> **Work to be completed**: Copy each line below that contains "колясках".

> **Supplied records**:
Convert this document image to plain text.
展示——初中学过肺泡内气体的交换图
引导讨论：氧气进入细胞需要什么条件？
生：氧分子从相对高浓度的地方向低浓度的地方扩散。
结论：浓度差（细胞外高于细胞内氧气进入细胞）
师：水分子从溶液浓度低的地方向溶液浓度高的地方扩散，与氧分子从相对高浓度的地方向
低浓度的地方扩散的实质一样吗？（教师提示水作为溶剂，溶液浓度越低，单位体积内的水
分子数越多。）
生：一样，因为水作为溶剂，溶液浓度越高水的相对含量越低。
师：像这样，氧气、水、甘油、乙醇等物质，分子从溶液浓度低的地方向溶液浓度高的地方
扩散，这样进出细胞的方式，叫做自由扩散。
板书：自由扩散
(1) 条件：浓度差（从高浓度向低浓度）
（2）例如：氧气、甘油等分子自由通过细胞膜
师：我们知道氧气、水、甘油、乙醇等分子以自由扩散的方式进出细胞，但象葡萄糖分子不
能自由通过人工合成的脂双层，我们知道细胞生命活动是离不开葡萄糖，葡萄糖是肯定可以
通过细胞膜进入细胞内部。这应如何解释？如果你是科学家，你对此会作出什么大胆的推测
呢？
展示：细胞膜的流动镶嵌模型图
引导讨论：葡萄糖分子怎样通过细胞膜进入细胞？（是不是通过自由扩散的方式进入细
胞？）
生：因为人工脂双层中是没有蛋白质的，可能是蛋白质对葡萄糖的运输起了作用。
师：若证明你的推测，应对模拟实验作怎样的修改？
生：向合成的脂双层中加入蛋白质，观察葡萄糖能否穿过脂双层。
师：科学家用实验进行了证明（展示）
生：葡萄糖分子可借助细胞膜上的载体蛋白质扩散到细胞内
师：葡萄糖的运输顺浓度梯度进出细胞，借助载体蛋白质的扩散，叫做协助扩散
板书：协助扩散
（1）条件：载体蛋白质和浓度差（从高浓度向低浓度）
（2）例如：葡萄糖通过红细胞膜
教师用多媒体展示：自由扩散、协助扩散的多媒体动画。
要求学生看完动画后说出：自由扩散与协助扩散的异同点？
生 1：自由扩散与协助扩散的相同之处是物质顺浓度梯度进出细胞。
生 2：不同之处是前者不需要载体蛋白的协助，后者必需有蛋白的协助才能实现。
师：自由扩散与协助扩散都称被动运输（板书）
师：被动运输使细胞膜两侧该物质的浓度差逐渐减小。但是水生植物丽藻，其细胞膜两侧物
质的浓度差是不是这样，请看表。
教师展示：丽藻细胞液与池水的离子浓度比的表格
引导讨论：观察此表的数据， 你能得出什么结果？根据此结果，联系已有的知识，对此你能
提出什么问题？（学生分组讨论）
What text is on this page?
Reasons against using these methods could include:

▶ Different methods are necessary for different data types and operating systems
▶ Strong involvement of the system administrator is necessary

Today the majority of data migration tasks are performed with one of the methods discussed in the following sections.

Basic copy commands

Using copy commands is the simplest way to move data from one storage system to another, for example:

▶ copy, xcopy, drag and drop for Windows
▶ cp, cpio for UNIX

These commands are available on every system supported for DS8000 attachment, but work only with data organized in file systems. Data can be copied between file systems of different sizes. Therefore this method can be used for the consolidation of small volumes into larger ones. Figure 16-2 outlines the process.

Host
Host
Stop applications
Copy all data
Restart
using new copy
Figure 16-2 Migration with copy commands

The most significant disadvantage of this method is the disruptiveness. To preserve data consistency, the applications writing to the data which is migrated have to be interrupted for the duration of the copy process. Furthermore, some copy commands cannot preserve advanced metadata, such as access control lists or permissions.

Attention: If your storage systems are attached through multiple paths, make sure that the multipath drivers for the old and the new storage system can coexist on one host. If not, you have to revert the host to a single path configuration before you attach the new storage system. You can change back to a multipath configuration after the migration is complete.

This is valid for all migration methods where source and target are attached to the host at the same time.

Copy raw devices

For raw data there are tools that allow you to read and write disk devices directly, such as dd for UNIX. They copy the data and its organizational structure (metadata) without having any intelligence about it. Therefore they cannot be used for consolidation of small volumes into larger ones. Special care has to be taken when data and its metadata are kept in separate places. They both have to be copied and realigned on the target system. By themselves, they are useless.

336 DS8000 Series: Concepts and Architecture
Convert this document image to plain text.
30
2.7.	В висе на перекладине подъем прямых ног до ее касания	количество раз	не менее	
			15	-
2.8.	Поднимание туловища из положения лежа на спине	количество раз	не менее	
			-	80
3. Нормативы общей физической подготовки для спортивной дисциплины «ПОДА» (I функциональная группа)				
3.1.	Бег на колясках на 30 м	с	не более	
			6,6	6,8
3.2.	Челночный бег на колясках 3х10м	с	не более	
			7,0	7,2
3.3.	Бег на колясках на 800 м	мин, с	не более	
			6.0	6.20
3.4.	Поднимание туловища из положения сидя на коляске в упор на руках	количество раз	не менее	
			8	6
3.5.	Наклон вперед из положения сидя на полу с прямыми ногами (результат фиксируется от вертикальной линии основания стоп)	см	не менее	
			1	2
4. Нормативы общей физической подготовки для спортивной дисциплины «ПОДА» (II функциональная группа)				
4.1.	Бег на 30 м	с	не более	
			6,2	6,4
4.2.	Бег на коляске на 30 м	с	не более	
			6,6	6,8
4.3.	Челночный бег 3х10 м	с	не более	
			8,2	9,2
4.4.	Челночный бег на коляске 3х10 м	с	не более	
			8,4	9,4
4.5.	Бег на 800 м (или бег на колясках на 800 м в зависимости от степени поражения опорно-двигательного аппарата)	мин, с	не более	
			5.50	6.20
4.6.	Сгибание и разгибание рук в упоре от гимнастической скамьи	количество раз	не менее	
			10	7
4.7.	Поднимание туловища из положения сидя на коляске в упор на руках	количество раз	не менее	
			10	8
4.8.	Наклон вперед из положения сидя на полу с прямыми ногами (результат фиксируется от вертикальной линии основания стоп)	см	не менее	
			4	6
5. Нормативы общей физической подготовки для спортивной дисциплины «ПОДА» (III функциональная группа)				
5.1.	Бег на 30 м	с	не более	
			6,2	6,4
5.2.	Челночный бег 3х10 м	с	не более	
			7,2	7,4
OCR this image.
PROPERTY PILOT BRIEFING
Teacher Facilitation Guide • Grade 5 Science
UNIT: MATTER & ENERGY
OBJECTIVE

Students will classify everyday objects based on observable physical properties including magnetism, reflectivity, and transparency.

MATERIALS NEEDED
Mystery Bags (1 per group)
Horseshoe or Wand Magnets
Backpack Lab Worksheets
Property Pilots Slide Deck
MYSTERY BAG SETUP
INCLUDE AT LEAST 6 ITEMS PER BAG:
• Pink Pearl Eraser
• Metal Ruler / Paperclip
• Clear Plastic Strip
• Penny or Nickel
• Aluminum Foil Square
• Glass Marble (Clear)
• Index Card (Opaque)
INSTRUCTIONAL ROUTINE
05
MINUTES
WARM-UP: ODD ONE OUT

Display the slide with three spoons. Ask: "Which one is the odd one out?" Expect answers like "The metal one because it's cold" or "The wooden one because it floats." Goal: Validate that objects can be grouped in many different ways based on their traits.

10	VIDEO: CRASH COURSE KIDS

> **Task response**:
3.1.	Бег на колясках на 30 м	с	не более	
3.2.	Челночный бег на колясках 3х10м	с	не более	
3.3.	Бег на колясках на 800 м	мин, с	не более	
4.5.	Бег на 800 м (или бег на колясках на 800 м в зависимости от степени поражения опорно-двигательного аппарата)	мин, с	не более	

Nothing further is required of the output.